### Consigne A:
Selon le texte sur la bague Iris, pourquoi la start-up a-t-elle préféré le doigt au poignet pour mesurer les paramètres physiologiques ? Répondez en une à trois phrases.
### Consigne B:
Prolongez le texte sur la bague Iris en reprenant juste après sa dernière phrase.

### Texte étudié:

═══

Six capteurs autour du doigt

Déjà insérés dans plusieurs dispositifs électroniques, dont des appareils auditifs produits par d’autres entreprises, le petit module PPG développé par la start-up créée en 2018 s’intègre dans une bague de 5 mm de largeur et 2,5 mm d’épaisseur baptisée Iris. «Nous sentions qu’il avait du potentiel pour en faire un produit destiné directement au client, se souvient l’entrepreneur. Plusieurs articles, dont un paru dans Frontiers in Physiology en 2019, montrent que la mesure des paramètres physiologiques au poignet n’est pas idéale pour un enregistrement fiable, car elle dépend de la physionomie de l’utilisateur. Les résultats sont meilleurs sur le doigt ou l’oreille. Le fait qu’il n’est pas toujours confortable de porter une montre, notamment pour dormir, nous a également convaincus de développer l’idée». Faire d’une bague un baromètre de santé n’est pas nouveau, mais la taille des modules de la start-up ainsi que ses besoins réduits en énergie permettent de caser davantage d’électronique dans un anneau qui ressemble à s’y méprendre à un bijou, rechargeable en une trentaine de minutes. Dix-huit sources lumineuses, dont les données sont récoltées par six capteurs, sont placées autour du doigt, améliorant ainsi la précision des données. «Sur la base des innovations issue du laboratoire, nous avons réussi à miniaturiser des capteurs de qualité professionnelle qui sont habituellement encombrants comme les moniteurs de pression ou les oxymètres de pouls», précise Assim Boukhayma, cofondateur. Les six capteurs permettent de faire une moyenne des paramètres, ce qui n’est le cas ni pour les montres, ni pour les autres dispositifs placés dans des bagues plus imposantes. «Finalement, la petite taille du système nous permet d’utiliser moins de matériaux et de répercuter cela vers un prix moins élevé», souligne-t-il.

═══

### Lignes répertoriées:
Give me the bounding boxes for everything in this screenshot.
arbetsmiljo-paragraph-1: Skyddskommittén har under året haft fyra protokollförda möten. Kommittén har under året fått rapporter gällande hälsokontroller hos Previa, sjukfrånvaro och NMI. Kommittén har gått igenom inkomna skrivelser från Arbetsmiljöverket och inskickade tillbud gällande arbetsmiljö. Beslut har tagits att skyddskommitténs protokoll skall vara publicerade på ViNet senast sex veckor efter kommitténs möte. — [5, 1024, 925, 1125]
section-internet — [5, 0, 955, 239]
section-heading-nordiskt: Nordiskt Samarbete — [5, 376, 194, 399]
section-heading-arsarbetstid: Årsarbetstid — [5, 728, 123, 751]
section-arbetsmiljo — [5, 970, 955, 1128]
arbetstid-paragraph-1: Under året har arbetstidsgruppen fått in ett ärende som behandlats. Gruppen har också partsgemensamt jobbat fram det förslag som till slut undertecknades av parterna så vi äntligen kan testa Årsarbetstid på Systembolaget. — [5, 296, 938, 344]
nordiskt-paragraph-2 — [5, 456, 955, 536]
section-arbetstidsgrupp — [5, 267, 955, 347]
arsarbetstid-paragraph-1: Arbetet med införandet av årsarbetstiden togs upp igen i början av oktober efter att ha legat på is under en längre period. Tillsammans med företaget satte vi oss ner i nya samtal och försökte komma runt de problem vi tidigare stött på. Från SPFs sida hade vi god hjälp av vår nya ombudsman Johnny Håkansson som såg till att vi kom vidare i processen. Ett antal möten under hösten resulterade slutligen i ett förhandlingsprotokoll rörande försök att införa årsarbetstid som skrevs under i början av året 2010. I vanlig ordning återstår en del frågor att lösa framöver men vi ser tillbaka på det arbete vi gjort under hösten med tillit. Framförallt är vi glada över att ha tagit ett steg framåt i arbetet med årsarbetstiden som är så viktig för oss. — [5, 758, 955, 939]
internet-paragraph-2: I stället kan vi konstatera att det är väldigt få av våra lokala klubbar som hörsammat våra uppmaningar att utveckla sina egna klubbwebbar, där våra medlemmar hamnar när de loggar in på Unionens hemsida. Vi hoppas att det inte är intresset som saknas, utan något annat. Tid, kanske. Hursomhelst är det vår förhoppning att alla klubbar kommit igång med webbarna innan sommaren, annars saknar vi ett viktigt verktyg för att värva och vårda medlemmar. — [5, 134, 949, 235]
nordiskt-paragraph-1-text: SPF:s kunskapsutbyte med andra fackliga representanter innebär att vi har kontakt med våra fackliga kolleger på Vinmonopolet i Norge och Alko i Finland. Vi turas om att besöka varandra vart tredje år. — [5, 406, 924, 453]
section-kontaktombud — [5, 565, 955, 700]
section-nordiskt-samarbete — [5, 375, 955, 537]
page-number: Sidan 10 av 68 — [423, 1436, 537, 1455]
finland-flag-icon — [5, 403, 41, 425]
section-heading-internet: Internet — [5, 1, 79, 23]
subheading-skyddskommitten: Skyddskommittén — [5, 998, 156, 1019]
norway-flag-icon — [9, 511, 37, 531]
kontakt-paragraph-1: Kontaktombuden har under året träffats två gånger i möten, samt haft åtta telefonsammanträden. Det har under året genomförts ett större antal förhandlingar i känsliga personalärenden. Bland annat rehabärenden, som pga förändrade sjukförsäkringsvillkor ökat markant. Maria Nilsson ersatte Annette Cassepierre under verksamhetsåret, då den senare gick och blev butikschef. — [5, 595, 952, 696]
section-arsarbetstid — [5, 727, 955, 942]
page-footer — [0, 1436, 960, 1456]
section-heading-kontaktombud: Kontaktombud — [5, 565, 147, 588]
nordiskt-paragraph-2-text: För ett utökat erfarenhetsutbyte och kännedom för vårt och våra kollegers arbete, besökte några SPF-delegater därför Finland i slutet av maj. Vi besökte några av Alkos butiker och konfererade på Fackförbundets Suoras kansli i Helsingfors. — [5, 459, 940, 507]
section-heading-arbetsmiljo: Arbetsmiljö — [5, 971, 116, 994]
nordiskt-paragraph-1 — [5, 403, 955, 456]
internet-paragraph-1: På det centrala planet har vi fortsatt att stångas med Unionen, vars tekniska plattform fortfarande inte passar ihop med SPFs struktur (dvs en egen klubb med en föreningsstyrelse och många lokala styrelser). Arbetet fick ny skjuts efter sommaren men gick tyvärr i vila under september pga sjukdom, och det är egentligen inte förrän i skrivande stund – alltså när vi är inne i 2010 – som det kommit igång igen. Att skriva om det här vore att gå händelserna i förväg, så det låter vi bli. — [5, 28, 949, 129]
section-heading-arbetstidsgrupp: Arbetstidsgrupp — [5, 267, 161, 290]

═══

### Votre réponse A:
La mesure au poignet n'est pas idéale pour un enregistrement fiable, car elle dépend de la physionomie de l'utilisateur, alors que les résultats sont meilleurs sur le doigt ou l'oreille. En outre, porter une montre n'est pas toujours confortable, notamment pour dormir.

### Votre réponse B:
La mesure des paramètres vitaux, d’une manière continue en dehors des hôpitaux, devient particulièrement courante en raison du vieillissement de la population, de l’augmentation de l’obésité et des maladies cardiovasculaires notamment. Une étude clinique menée avec l’hôpital de Fribourg sur les données obtenues avec le capteur miniature sur la fréquence cardiaque en comparaison d’un cathéter posé directement au niveau du cœur a montré des résultats comparables. «Notre objectif n’est cependant pas de proposer un dispositif médical mais un suivi personnalisé avec divers paramètres, souligne Assim Boukhayma. Nous y voyons plutôt un rôle de prévention puisque les changements dans les données peuvent alerter l’utilisateurs et l’inciter à aller consulter un médecin.» Dans sa première version, la bague offrira notamment des indications sur la fréquence cardiaque un décompte du nombre de pas, l’oxygénation du sang, la qualité du sommeil, le stress ou encore les calories brûlées. «Nous continuons à développer les algorithmes et l’application pour smartphone. Des mises à jour en ligne seront ensuite proposées».

Le public au rendez-vous pour le financement participatif

Après un cumul de 5 millions levés depuis la fondation de la start-up en 2019 qui leur a permis de développer leur capteur pour des applications industrielles, les cofondateurs se sont lancés en 2022 dans une étude de marché pour un produit destiné à la clientèle qui a conduit au développement du prototype de cette bague. Le financement participatif lancé en février à convaincu le public de leur faire confiance puisque cela leur assure un financement d’au moins 500'000 francs, soit un montant quatre fois et demi supérieur à l’objectif initial. Ils pourront désormais se concentrer sur la préparation de la production afin d’honorer, fin 2023, les précommandes des participants. « Nous allons déterminer les quantités nécessaires de matériel, notamment les circuits électroniques imprimés, les batteries ainsi que les composants mécaniques. Ensuite nous allons peaufiner le procédé d’assemblage et s’assurer que tous les composants sont bien intégrés », conclut Antonino Caizzone.